• [INSTRUCTIONS TO FOLLOW]: Keep the wording of each record exactly the same when you repeat it, and leave out pictures.
******
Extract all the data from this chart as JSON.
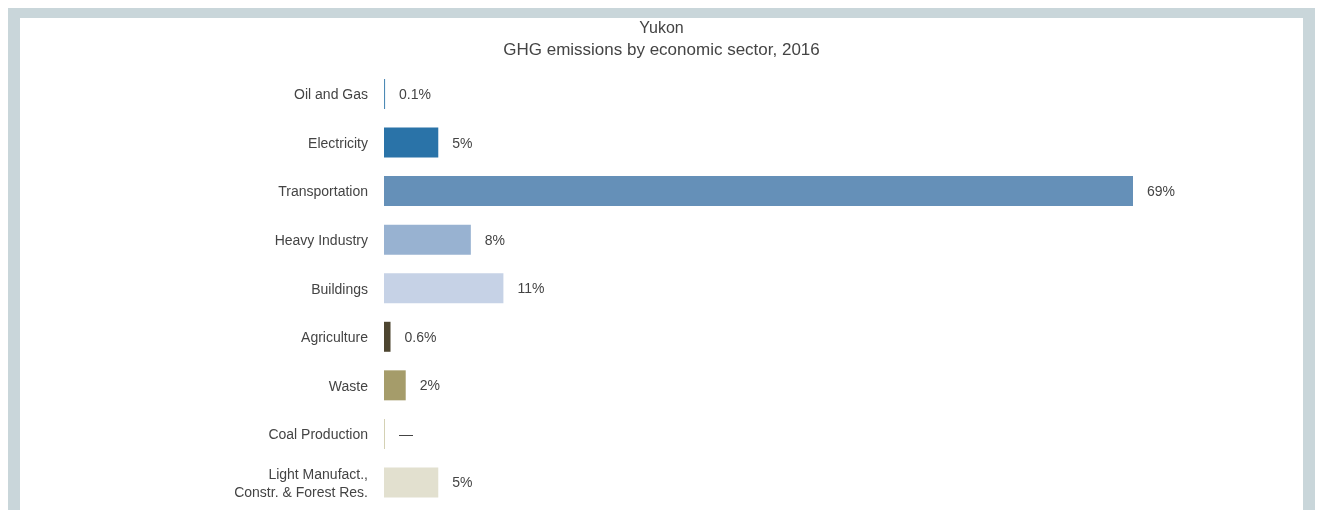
{
  "chart_data": {
    "type": "bar",
    "orientation": "horizontal",
    "title": "Yukon",
    "subtitle": "GHG emissions by economic sector, 2016",
    "categories": [
      "Oil and Gas",
      "Electricity",
      "Transportation",
      "Heavy Industry",
      "Buildings",
      "Agriculture",
      "Waste",
      "Coal Production",
      "Light Manufact.,\nConstr. & Forest Res."
    ],
    "values": [
      0.1,
      5,
      69,
      8,
      11,
      0.6,
      2,
      0,
      5
    ],
    "colors": [
      "#4d8ab5",
      "#2a73a8",
      "#6590b8",
      "#98b2d1",
      "#c6d2e6",
      "#4d4530",
      "#a59c6a",
      "#d4d1b4",
      "#e2e0cf"
    ],
    "value_labels": [
      "0.1%",
      "5%",
      "69%",
      "8%",
      "11%",
      "0.6%",
      "2%",
      "—",
      "5%"
    ],
    "grid": false,
    "legend": false
  }
}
******
• [RESPONSE TO THE EXERCISE]:
Extract all the data from this chart as JSON.
{
  "chart_data": {
    "type": "bar",
    "orientation": "horizontal",
    "title": "Yukon",
    "subtitle": "GHG emissions by economic sector, 2016",
    "categories": [
      "Oil and Gas",
      "Electricity",
      "Transportation",
      "Heavy Industry",
      "Buildings",
      "Agriculture",
      "Waste",
      "Coal Production",
      "Light Manufact.,\nConstr. & Forest Res."
    ],
    "values": [
      0.1,
      5,
      69,
      8,
      11,
      0.6,
      2,
      0,
      5
    ],
    "colors": [
      "#4d8ab5",
      "#2a73a8",
      "#6590b8",
      "#98b2d1",
      "#c6d2e6",
      "#4d4530",
      "#a59c6a",
      "#d4d1b4",
      "#e2e0cf"
    ],
    "value_labels": [
      "0.1%",
      "5%",
      "69%",
      "8%",
      "11%",
      "0.6%",
      "2%",
      "—",
      "5%"
    ],
    "grid": false,
    "legend": false
  }
}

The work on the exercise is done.